STATED EXERCISE A:
In the Mizar thread about widening BinOp to Relation, what type is 0-chain-sum(p) defined to have?
STATED EXERCISE B:
Carry on the Mizar thread about widening BinOp to Relation from where it stops.

EXTRACT:
──────────────────────────────

[Date Prev][Date Next]
[Chronological]
[Thread]
[Top]
Re: [mizar] widening BinOp to Relation
Hi Adam,
Adam Naumowicz <adamn@math.uwb.edu.pl> writes:
> On Thu, 1 Feb 2007, Jesse Alama wrote:
>
>> I'm puzzled about the relation between BinOp and Relation. I became
>> curious when I got the error
>>
>> definition let p be polyhedron;
>> func 0-circuit-sum(p) -> BinOp of 0-circuits(p) equals
>> 0-chain-sum(p)||0-circuits(p);
>> ::> *103
>>
>> This error puzzled me because 0-chain-sum(p) is defined to have type
>> BinOp of 0-chains(p), and the functor || requires its left argument to
>> have Relation, and I assumed that the type BinOp widened to Relation.
>> I became even more puzzled when I looked at the statement of
>> REALSET1:3:
>>
>> for X being set,
>> F being BinOp of X,
>> A being Preserv of F holds F||A is BinOp of A
>>
>> As far as I can see, this statement ought to be flagged with error 103
>> for the same reason that my statement was flagged with that error. No
>> new definition of BinOp is being used in REALSET1:3, as I confirmed by
>> browsing the semantic presentation of that article.

──────────────────────────────

RECORDS SHOWN:
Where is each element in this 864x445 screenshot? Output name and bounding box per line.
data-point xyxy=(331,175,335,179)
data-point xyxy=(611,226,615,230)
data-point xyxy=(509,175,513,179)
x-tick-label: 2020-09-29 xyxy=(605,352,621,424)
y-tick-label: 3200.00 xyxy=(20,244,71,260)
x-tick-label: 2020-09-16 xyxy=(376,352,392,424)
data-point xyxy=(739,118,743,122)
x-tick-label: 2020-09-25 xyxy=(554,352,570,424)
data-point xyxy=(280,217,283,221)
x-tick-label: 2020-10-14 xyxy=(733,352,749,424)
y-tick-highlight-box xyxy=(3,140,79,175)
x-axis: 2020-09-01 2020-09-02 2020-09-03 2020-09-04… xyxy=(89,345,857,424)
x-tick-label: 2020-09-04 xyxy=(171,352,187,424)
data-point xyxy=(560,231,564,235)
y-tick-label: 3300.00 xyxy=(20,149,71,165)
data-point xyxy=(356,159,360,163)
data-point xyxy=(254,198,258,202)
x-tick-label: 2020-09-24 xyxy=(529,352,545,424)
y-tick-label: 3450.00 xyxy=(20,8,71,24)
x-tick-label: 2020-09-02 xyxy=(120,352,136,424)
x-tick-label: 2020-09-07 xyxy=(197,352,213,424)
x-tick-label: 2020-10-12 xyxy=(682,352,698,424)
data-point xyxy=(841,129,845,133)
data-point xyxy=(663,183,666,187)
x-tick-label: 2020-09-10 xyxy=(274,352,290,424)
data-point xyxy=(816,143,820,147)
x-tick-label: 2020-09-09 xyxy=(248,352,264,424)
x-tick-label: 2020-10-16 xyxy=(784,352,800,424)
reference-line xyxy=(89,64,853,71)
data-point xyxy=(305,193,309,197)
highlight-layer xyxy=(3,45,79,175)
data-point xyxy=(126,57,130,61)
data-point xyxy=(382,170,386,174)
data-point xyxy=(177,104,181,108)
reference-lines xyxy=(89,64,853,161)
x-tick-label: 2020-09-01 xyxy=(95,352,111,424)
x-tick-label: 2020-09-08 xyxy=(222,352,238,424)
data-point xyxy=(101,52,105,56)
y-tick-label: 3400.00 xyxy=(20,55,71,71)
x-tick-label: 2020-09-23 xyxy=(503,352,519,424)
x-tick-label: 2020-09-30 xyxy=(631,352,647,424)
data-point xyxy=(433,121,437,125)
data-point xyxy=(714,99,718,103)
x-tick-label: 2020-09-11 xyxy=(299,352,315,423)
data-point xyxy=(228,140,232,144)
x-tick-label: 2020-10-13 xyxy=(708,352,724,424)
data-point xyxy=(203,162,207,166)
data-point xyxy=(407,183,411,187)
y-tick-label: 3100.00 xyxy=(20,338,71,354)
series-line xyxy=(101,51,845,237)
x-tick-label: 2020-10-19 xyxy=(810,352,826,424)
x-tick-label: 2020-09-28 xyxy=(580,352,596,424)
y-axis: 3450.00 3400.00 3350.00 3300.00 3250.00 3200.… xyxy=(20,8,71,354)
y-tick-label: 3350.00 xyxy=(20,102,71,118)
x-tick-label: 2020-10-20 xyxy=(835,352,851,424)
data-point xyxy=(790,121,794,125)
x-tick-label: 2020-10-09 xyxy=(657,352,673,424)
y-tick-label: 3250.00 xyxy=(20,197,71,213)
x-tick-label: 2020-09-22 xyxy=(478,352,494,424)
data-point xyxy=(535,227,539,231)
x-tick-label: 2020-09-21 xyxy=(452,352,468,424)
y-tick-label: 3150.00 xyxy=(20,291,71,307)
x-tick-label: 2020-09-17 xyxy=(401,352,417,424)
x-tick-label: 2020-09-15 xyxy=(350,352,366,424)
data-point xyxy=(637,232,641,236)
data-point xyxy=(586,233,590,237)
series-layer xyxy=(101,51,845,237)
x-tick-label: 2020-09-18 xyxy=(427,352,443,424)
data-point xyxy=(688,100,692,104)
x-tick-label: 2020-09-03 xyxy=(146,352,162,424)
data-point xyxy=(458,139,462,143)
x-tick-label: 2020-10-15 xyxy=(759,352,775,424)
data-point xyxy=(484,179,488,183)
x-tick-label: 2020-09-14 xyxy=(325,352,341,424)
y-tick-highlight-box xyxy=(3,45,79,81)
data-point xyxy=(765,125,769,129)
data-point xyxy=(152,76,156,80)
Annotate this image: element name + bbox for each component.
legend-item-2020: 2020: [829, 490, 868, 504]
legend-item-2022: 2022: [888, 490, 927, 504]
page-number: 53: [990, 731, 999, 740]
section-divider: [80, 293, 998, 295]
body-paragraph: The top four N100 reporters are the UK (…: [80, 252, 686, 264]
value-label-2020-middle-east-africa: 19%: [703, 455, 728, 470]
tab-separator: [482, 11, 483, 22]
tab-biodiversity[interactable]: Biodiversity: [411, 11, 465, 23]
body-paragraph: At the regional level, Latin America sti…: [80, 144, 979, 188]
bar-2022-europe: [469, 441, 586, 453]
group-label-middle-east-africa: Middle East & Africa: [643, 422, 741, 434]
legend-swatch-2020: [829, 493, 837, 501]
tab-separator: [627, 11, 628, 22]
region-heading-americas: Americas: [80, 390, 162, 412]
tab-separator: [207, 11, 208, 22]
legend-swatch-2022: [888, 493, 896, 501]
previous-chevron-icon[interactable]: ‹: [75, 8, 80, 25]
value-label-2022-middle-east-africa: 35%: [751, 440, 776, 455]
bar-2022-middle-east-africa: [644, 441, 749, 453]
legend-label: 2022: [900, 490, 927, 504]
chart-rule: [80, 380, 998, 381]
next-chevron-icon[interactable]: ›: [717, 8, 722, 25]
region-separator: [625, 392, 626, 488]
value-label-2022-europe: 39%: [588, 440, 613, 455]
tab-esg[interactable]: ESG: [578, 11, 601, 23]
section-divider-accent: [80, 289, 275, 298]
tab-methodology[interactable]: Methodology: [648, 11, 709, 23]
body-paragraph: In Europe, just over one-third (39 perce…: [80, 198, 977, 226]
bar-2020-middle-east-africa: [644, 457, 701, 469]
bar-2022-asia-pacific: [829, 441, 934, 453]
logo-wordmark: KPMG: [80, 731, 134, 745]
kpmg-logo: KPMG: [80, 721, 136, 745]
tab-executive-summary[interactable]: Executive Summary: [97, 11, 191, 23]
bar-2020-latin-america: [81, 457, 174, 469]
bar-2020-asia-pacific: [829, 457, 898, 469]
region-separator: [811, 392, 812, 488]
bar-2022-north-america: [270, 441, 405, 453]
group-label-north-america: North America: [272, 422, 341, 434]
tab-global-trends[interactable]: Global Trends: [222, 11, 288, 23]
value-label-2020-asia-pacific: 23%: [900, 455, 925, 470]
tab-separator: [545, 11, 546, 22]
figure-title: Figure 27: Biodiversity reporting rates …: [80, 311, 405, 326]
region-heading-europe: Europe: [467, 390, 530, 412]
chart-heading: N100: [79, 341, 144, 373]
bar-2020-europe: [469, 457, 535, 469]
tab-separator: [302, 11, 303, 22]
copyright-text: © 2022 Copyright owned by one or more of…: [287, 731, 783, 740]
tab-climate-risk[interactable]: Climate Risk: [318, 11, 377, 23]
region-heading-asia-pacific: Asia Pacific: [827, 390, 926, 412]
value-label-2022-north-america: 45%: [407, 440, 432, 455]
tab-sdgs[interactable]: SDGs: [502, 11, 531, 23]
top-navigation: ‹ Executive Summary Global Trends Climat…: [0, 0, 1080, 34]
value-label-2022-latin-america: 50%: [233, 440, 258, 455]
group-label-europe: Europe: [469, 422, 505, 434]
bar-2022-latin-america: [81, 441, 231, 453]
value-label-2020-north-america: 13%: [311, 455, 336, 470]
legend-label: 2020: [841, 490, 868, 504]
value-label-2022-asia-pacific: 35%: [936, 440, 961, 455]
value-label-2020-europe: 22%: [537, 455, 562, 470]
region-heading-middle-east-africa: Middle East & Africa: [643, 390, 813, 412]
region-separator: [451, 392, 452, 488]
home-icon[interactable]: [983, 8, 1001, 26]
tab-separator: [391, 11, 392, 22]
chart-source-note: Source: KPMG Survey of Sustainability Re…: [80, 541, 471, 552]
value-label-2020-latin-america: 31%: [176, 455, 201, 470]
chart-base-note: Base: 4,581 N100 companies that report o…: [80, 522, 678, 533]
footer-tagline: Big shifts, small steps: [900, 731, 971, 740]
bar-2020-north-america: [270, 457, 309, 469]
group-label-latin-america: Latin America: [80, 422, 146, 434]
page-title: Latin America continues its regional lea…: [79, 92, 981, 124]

──────────────────────────────

ANSWER A:
BinOp of 0-chains(p)

ANSWER B:
>>
>> What might be going on? Why would I get *103'd but not REALSET1:3?
>
> It seems that you don't have RELSET_1 present among your registrations
> directives. Tracing back the widening relation of BinOp of A one comes
> to Subset of [:A,A:] which is Relation-like only in the presence of a
> suitable registration from RELSET_1 - the first one.
>
> Please let me know if this solved the problem.
You were right -- including RELSET_1 in the registrations directive
solved the problem. How did you know to look at RELSET_1?
Thanks much,
Jesse
--
Jesse Alama (alama@stanford.edu)
*56: Disagreement of types (http://www.mizar.org)